Exercise: Repeat, without any change, the entries presented below.

Input rows:
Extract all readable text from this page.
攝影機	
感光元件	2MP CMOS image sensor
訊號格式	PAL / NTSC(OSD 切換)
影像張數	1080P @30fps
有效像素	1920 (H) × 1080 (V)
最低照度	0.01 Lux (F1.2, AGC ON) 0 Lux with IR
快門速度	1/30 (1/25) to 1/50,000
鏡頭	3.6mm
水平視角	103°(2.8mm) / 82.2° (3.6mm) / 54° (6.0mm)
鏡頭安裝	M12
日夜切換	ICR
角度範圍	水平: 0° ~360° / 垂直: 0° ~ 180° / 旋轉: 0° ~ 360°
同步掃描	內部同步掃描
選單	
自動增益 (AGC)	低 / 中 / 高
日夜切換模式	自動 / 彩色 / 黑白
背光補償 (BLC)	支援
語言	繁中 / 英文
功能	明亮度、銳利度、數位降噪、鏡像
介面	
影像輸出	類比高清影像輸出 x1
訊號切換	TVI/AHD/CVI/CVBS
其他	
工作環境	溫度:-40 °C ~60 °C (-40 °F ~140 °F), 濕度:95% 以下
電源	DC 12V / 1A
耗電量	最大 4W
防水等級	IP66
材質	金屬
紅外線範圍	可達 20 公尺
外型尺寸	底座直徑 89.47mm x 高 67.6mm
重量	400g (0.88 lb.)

Completed exercise:
Extract all readable text from this page.
攝影機	
感光元件	2MP CMOS image sensor
訊號格式	PAL / NTSC(OSD 切換)
影像張數	1080P @30fps
有效像素	1920 (H) × 1080 (V)
最低照度	0.01 Lux (F1.2, AGC ON) 0 Lux with IR
快門速度	1/30 (1/25) to 1/50,000
鏡頭	3.6mm
水平視角	103°(2.8mm) / 82.2° (3.6mm) / 54° (6.0mm)
鏡頭安裝	M12
日夜切換	ICR
角度範圍	水平: 0° ~360° / 垂直: 0° ~ 180° / 旋轉: 0° ~ 360°
同步掃描	內部同步掃描
選單	
自動增益 (AGC)	低 / 中 / 高
日夜切換模式	自動 / 彩色 / 黑白
背光補償 (BLC)	支援
語言	繁中 / 英文
功能	明亮度、銳利度、數位降噪、鏡像
介面	
影像輸出	類比高清影像輸出 x1
訊號切換	TVI/AHD/CVI/CVBS
其他	
工作環境	溫度:-40 °C ~60 °C (-40 °F ~140 °F), 濕度:95% 以下
電源	DC 12V / 1A
耗電量	最大 4W
防水等級	IP66
材質	金屬
紅外線範圍	可達 20 公尺
外型尺寸	底座直徑 89.47mm x 高 67.6mm
重量	400g (0.88 lb.)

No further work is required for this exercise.